**TASK TO COMPLETE:**
Search the records for the word "Łowiczu" and report each line that has it.

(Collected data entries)
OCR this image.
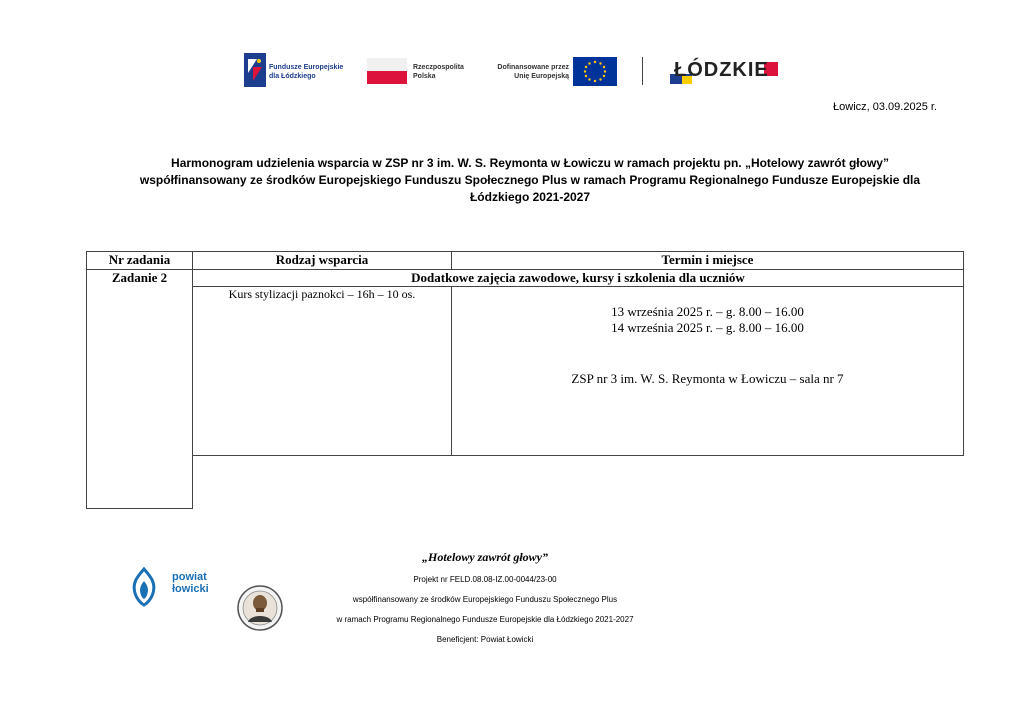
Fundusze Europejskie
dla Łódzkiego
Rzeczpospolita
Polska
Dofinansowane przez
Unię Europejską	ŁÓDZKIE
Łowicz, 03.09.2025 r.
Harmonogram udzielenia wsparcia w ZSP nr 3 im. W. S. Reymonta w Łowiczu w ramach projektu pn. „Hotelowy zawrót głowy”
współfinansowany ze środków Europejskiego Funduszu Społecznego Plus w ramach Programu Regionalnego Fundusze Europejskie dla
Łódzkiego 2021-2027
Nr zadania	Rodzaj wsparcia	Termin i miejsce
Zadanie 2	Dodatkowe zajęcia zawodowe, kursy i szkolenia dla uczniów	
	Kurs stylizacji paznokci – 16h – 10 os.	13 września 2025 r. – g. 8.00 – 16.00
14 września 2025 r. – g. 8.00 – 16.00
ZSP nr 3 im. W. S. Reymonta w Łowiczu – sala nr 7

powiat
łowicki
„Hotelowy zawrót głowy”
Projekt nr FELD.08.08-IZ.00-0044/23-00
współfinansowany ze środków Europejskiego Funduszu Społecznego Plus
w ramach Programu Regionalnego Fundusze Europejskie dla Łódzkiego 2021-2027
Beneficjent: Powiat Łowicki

**RESPONSE:**
Harmonogram udzielenia wsparcia w ZSP nr 3 im. W. S. Reymonta w Łowiczu w ramach projektu pn. „Hotelowy zawrót głowy”
ZSP nr 3 im. W. S. Reymonta w Łowiczu – sala nr 7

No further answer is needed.